▶ **The exercise**: Write out the material exactly, without any of its pictures.

— start —

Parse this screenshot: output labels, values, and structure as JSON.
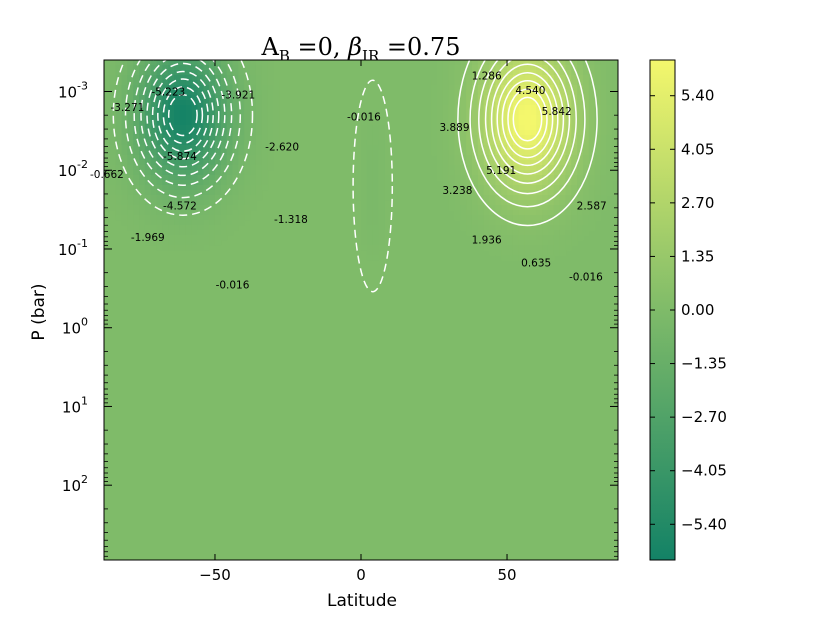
{
  "chart_data": {
    "type": "contour",
    "title_parts": {
      "a": "A",
      "a_sub": "B",
      "eq1": " =0, ",
      "beta": "β",
      "beta_sub": "IR",
      "eq2": " =0.75"
    },
    "xlabel": "Latitude",
    "ylabel": "P (bar)",
    "xlim": [
      -88,
      88
    ],
    "ylog10lim": [
      -3.4,
      2.95
    ],
    "x_ticks": [
      {
        "value": -50,
        "label": "−50"
      },
      {
        "value": 0,
        "label": "0"
      },
      {
        "value": 50,
        "label": "50"
      }
    ],
    "y_ticks": [
      {
        "exp": -3,
        "base": "10",
        "sup": "-3"
      },
      {
        "exp": -2,
        "base": "10",
        "sup": "-2"
      },
      {
        "exp": -1,
        "base": "10",
        "sup": "-1"
      },
      {
        "exp": 0,
        "base": "10",
        "sup": "0"
      },
      {
        "exp": 1,
        "base": "10",
        "sup": "1"
      },
      {
        "exp": 2,
        "base": "10",
        "sup": "2"
      }
    ],
    "colorbar": {
      "range": [
        -6.3,
        6.3
      ],
      "ticks": [
        "5.40",
        "4.05",
        "2.70",
        "1.35",
        "0.00",
        "−1.35",
        "−2.70",
        "−4.05",
        "−5.40"
      ],
      "tick_values": [
        5.4,
        4.05,
        2.7,
        1.35,
        0.0,
        -1.35,
        -2.7,
        -4.05,
        -5.4
      ],
      "colors": {
        "low": "#138266",
        "mid": "#7fbb69",
        "high": "#f4f76c"
      }
    },
    "cells": [
      {
        "name": "southern-cell",
        "lat": -61,
        "logp": -2.7,
        "sigma_lat": 15,
        "sigma_logp": 0.8,
        "amplitude": -6.2
      },
      {
        "name": "northern-cell",
        "lat": 57,
        "logp": -2.65,
        "sigma_lat": 15,
        "sigma_logp": 0.85,
        "amplitude": 6.4
      },
      {
        "name": "equatorial-cell",
        "lat": 4,
        "logp": -1.8,
        "sigma_lat": 4,
        "sigma_logp": 0.8,
        "amplitude": -0.25
      }
    ],
    "contour_labels": [
      {
        "text": "-5.223",
        "lat": -66,
        "logp": -3.0
      },
      {
        "text": "-3.921",
        "lat": -42,
        "logp": -2.96
      },
      {
        "text": "-3.271",
        "lat": -80,
        "logp": -2.8
      },
      {
        "text": "-5.874",
        "lat": -62,
        "logp": -2.18
      },
      {
        "text": "-2.620",
        "lat": -27,
        "logp": -2.3
      },
      {
        "text": "-0.662",
        "lat": -87,
        "logp": -1.95
      },
      {
        "text": "-4.572",
        "lat": -62,
        "logp": -1.55
      },
      {
        "text": "-1.318",
        "lat": -24,
        "logp": -1.38
      },
      {
        "text": "-1.969",
        "lat": -73,
        "logp": -1.15
      },
      {
        "text": "-0.016",
        "lat": -44,
        "logp": -0.55
      },
      {
        "text": "-0.016",
        "lat": 1,
        "logp": -2.68
      },
      {
        "text": "1.286",
        "lat": 43,
        "logp": -3.2
      },
      {
        "text": "4.540",
        "lat": 58,
        "logp": -3.02
      },
      {
        "text": "5.842",
        "lat": 67,
        "logp": -2.75
      },
      {
        "text": "3.889",
        "lat": 32,
        "logp": -2.55
      },
      {
        "text": "5.191",
        "lat": 48,
        "logp": -2.0
      },
      {
        "text": "3.238",
        "lat": 33,
        "logp": -1.75
      },
      {
        "text": "2.587",
        "lat": 79,
        "logp": -1.55
      },
      {
        "text": "1.936",
        "lat": 43,
        "logp": -1.12
      },
      {
        "text": "0.635",
        "lat": 60,
        "logp": -0.83
      },
      {
        "text": "-0.016",
        "lat": 77,
        "logp": -0.65
      }
    ]
  }
}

— end —

▶ **Response to this exercise**:
Parse this screenshot: output labels, values, and structure as JSON.
{
  "chart_data": {
    "type": "contour",
    "title_parts": {
      "a": "A",
      "a_sub": "B",
      "eq1": " =0, ",
      "beta": "β",
      "beta_sub": "IR",
      "eq2": " =0.75"
    },
    "xlabel": "Latitude",
    "ylabel": "P (bar)",
    "xlim": [
      -88,
      88
    ],
    "ylog10lim": [
      -3.4,
      2.95
    ],
    "x_ticks": [
      {
        "value": -50,
        "label": "−50"
      },
      {
        "value": 0,
        "label": "0"
      },
      {
        "value": 50,
        "label": "50"
      }
    ],
    "y_ticks": [
      {
        "exp": -3,
        "base": "10",
        "sup": "-3"
      },
      {
        "exp": -2,
        "base": "10",
        "sup": "-2"
      },
      {
        "exp": -1,
        "base": "10",
        "sup": "-1"
      },
      {
        "exp": 0,
        "base": "10",
        "sup": "0"
      },
      {
        "exp": 1,
        "base": "10",
        "sup": "1"
      },
      {
        "exp": 2,
        "base": "10",
        "sup": "2"
      }
    ],
    "colorbar": {
      "range": [
        -6.3,
        6.3
      ],
      "ticks": [
        "5.40",
        "4.05",
        "2.70",
        "1.35",
        "0.00",
        "−1.35",
        "−2.70",
        "−4.05",
        "−5.40"
      ],
      "tick_values": [
        5.4,
        4.05,
        2.7,
        1.35,
        0.0,
        -1.35,
        -2.7,
        -4.05,
        -5.4
      ],
      "colors": {
        "low": "#138266",
        "mid": "#7fbb69",
        "high": "#f4f76c"
      }
    },
    "cells": [
      {
        "name": "southern-cell",
        "lat": -61,
        "logp": -2.7,
        "sigma_lat": 15,
        "sigma_logp": 0.8,
        "amplitude": -6.2
      },
      {
        "name": "northern-cell",
        "lat": 57,
        "logp": -2.65,
        "sigma_lat": 15,
        "sigma_logp": 0.85,
        "amplitude": 6.4
      },
      {
        "name": "equatorial-cell",
        "lat": 4,
        "logp": -1.8,
        "sigma_lat": 4,
        "sigma_logp": 0.8,
        "amplitude": -0.25
      }
    ],
    "contour_labels": [
      {
        "text": "-5.223",
        "lat": -66,
        "logp": -3.0
      },
      {
        "text": "-3.921",
        "lat": -42,
        "logp": -2.96
      },
      {
        "text": "-3.271",
        "lat": -80,
        "logp": -2.8
      },
      {
        "text": "-5.874",
        "lat": -62,
        "logp": -2.18
      },
      {
        "text": "-2.620",
        "lat": -27,
        "logp": -2.3
      },
      {
        "text": "-0.662",
        "lat": -87,
        "logp": -1.95
      },
      {
        "text": "-4.572",
        "lat": -62,
        "logp": -1.55
      },
      {
        "text": "-1.318",
        "lat": -24,
        "logp": -1.38
      },
      {
        "text": "-1.969",
        "lat": -73,
        "logp": -1.15
      },
      {
        "text": "-0.016",
        "lat": -44,
        "logp": -0.55
      },
      {
        "text": "-0.016",
        "lat": 1,
        "logp": -2.68
      },
      {
        "text": "1.286",
        "lat": 43,
        "logp": -3.2
      },
      {
        "text": "4.540",
        "lat": 58,
        "logp": -3.02
      },
      {
        "text": "5.842",
        "lat": 67,
        "logp": -2.75
      },
      {
        "text": "3.889",
        "lat": 32,
        "logp": -2.55
      },
      {
        "text": "5.191",
        "lat": 48,
        "logp": -2.0
      },
      {
        "text": "3.238",
        "lat": 33,
        "logp": -1.75
      },
      {
        "text": "2.587",
        "lat": 79,
        "logp": -1.55
      },
      {
        "text": "1.936",
        "lat": 43,
        "logp": -1.12
      },
      {
        "text": "0.635",
        "lat": 60,
        "logp": -0.83
      },
      {
        "text": "-0.016",
        "lat": 77,
        "logp": -0.65
      }
    ]
  }
}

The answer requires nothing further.